-- WRITTEN PROBLEM --
Reproduce the rows below verbatim, from the first one through the line that contains "award-name: kultuuripreemia; bbox=[82, 356, 196, 372]", with both ends included.

Excerpts from a layout annotation set
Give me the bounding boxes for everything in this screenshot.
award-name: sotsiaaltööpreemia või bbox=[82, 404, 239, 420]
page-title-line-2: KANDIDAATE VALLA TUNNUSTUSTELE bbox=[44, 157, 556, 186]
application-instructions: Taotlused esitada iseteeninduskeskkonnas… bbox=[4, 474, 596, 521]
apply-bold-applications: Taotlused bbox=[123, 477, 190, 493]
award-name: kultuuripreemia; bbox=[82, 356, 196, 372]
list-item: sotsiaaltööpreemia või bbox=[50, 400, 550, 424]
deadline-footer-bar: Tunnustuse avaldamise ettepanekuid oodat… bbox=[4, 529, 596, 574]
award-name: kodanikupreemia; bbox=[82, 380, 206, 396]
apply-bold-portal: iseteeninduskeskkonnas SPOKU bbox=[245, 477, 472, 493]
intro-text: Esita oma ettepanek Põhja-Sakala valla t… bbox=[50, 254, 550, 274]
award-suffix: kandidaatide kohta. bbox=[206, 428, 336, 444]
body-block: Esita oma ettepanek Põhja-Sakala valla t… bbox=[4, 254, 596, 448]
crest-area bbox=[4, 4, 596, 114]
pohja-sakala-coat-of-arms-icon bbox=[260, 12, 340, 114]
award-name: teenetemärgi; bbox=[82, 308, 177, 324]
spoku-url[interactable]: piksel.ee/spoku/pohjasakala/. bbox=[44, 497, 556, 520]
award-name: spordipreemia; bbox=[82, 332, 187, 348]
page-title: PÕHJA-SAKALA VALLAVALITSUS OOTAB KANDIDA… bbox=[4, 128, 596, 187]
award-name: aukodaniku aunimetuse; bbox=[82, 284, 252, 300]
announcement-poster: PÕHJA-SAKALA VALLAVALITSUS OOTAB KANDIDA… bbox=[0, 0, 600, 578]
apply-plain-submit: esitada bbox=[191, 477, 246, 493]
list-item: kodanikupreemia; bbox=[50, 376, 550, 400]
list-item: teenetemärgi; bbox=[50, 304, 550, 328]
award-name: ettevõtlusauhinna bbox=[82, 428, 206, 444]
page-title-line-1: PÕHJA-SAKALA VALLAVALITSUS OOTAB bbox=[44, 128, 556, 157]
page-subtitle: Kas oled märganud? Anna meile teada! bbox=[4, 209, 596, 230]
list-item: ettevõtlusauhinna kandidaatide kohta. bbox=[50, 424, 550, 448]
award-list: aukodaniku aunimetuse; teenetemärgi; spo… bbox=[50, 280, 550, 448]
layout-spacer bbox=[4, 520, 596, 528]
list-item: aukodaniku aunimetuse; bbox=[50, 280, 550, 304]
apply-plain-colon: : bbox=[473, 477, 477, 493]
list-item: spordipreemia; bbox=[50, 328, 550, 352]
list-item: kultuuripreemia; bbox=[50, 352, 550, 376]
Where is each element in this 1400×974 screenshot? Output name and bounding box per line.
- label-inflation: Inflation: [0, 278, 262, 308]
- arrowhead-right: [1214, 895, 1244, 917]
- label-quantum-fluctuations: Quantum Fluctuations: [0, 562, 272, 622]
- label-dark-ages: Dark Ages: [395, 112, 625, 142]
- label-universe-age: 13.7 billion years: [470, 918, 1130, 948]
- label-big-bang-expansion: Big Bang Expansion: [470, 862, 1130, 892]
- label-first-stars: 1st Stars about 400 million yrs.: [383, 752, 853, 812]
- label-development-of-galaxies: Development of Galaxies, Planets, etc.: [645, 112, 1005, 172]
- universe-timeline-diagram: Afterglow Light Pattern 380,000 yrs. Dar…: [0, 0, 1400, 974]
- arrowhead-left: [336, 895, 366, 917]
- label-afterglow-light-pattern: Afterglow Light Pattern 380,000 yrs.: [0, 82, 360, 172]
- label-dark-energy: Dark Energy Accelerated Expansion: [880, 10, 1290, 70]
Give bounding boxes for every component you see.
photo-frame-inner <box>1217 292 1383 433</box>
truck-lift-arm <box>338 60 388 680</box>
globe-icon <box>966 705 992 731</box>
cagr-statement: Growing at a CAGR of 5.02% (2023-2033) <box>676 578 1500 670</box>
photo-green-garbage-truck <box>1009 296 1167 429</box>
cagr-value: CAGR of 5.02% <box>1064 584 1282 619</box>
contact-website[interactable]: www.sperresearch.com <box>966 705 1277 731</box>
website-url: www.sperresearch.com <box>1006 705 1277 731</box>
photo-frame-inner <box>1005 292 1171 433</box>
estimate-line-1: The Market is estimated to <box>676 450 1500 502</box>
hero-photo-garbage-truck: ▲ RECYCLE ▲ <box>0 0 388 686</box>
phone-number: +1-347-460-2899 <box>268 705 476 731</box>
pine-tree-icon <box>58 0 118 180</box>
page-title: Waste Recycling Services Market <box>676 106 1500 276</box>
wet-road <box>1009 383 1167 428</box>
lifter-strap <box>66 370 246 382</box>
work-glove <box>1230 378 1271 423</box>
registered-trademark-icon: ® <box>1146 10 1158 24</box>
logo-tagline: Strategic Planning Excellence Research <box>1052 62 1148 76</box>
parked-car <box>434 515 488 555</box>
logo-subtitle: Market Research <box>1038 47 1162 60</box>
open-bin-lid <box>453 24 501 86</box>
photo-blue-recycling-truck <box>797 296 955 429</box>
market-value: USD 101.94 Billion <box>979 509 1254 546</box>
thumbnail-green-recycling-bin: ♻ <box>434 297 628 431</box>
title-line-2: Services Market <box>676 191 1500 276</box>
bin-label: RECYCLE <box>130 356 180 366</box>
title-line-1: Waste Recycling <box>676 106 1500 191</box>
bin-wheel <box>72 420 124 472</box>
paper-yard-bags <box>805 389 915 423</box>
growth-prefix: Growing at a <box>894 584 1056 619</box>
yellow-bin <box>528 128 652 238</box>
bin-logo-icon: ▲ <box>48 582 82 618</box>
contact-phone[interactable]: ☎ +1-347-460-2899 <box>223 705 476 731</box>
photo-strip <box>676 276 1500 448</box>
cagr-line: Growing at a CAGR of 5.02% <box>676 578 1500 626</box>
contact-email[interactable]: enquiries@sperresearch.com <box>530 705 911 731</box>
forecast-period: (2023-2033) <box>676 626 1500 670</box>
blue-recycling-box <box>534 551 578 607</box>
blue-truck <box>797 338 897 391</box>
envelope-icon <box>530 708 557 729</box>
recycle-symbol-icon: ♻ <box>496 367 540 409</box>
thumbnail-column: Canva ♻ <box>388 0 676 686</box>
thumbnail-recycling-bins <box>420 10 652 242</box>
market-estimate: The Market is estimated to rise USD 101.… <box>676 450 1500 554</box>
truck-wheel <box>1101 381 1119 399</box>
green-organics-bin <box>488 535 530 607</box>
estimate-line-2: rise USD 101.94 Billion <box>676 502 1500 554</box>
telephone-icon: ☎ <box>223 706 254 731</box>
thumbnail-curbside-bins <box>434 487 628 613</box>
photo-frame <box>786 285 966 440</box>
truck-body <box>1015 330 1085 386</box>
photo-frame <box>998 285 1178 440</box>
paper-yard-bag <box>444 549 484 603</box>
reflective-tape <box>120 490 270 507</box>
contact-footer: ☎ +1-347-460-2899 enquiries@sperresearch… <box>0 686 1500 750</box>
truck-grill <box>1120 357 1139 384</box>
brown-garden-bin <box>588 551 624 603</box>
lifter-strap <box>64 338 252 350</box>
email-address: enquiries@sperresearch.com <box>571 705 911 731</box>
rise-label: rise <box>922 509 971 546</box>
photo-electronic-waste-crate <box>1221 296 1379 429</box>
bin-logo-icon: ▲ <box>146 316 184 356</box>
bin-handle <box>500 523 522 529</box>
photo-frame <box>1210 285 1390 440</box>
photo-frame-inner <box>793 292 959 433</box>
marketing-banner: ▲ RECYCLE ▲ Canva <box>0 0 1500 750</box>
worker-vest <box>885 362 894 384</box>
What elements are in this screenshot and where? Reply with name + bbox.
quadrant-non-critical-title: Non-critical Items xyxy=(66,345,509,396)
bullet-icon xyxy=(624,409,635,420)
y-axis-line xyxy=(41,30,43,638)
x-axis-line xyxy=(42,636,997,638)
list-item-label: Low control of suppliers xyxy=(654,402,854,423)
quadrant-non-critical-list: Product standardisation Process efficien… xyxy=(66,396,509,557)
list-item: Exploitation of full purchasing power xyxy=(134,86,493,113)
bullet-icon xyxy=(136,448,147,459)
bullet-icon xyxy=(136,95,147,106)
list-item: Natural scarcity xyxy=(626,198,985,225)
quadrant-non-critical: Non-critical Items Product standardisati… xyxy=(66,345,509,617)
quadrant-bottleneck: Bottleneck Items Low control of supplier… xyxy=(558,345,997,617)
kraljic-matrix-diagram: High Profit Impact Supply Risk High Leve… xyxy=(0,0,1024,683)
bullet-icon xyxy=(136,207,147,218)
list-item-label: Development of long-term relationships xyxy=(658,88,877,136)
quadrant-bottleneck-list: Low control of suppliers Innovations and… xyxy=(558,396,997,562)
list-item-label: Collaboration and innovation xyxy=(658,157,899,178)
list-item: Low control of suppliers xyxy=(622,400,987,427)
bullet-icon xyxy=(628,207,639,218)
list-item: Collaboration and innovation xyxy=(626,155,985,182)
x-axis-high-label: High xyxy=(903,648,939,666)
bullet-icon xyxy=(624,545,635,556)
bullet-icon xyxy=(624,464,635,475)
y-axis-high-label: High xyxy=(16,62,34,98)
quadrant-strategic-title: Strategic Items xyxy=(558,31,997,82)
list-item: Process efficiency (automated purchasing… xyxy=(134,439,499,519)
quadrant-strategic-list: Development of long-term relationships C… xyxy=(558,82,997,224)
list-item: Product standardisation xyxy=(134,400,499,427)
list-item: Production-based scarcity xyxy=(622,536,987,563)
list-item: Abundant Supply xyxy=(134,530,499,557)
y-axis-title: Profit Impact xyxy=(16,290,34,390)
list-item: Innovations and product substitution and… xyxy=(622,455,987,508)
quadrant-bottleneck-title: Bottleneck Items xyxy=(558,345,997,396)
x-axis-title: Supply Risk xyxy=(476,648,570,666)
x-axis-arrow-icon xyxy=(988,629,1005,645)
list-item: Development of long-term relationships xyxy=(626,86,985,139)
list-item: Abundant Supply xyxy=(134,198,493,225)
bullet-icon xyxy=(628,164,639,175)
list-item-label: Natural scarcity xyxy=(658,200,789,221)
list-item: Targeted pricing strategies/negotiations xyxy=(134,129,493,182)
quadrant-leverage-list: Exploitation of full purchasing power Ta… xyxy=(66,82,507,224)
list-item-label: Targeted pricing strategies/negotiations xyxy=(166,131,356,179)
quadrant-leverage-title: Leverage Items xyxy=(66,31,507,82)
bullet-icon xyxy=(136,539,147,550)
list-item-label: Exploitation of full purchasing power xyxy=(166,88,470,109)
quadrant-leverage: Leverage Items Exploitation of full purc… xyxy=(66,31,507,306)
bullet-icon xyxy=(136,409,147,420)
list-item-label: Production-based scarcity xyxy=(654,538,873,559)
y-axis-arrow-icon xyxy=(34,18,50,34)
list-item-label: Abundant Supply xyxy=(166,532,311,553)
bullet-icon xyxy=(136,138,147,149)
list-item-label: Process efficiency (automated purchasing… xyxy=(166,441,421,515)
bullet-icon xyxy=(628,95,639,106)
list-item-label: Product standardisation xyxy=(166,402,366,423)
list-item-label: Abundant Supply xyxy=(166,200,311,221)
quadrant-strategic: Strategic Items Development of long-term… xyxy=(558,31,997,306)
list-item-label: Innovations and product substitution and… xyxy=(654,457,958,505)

-- ANSWER TO THE TASK --
Give me the bounding boxes for everything in this screenshot.
award-name: sotsiaaltööpreemia või bbox=[82, 404, 239, 420]
page-title-line-2: KANDIDAATE VALLA TUNNUSTUSTELE bbox=[44, 157, 556, 186]
application-instructions: Taotlused esitada iseteeninduskeskkonnas… bbox=[4, 474, 596, 521]
apply-bold-applications: Taotlused bbox=[123, 477, 190, 493]
award-name: kultuuripreemia; bbox=[82, 356, 196, 372]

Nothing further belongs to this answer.